## Problem to work on
Write out the records that follow exactly. Do not include pictures.

━━ Input material

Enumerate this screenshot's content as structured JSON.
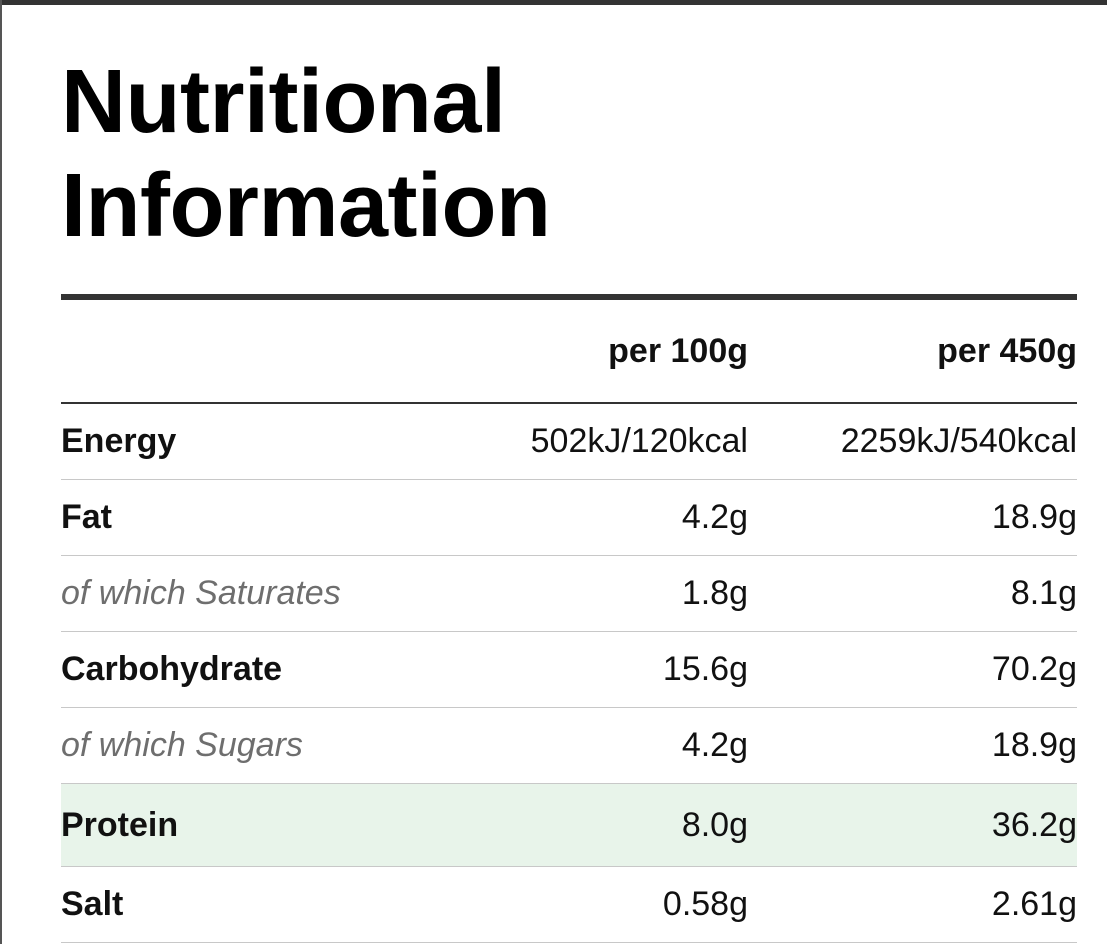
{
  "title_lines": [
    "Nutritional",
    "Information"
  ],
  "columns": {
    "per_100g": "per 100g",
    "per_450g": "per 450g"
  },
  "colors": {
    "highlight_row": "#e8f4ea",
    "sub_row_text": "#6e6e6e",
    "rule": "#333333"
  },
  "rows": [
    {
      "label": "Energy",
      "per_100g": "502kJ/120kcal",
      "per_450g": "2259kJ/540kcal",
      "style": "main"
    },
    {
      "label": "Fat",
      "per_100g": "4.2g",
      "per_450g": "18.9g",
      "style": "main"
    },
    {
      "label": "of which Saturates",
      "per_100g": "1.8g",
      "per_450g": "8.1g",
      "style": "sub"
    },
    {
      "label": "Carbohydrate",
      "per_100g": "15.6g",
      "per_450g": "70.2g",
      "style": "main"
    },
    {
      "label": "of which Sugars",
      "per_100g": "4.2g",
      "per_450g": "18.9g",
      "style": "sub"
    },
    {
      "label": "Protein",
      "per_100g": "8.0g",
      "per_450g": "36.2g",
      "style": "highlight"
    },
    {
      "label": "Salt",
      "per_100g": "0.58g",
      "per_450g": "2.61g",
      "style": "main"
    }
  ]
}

━━━━

## Answer to this exercise
Enumerate this screenshot's content as structured JSON.
{
  "title_lines": [
    "Nutritional",
    "Information"
  ],
  "columns": {
    "per_100g": "per 100g",
    "per_450g": "per 450g"
  },
  "colors": {
    "highlight_row": "#e8f4ea",
    "sub_row_text": "#6e6e6e",
    "rule": "#333333"
  },
  "rows": [
    {
      "label": "Energy",
      "per_100g": "502kJ/120kcal",
      "per_450g": "2259kJ/540kcal",
      "style": "main"
    },
    {
      "label": "Fat",
      "per_100g": "4.2g",
      "per_450g": "18.9g",
      "style": "main"
    },
    {
      "label": "of which Saturates",
      "per_100g": "1.8g",
      "per_450g": "8.1g",
      "style": "sub"
    },
    {
      "label": "Carbohydrate",
      "per_100g": "15.6g",
      "per_450g": "70.2g",
      "style": "main"
    },
    {
      "label": "of which Sugars",
      "per_100g": "4.2g",
      "per_450g": "18.9g",
      "style": "sub"
    },
    {
      "label": "Protein",
      "per_100g": "8.0g",
      "per_450g": "36.2g",
      "style": "highlight"
    },
    {
      "label": "Salt",
      "per_100g": "0.58g",
      "per_450g": "2.61g",
      "style": "main"
    }
  ]
}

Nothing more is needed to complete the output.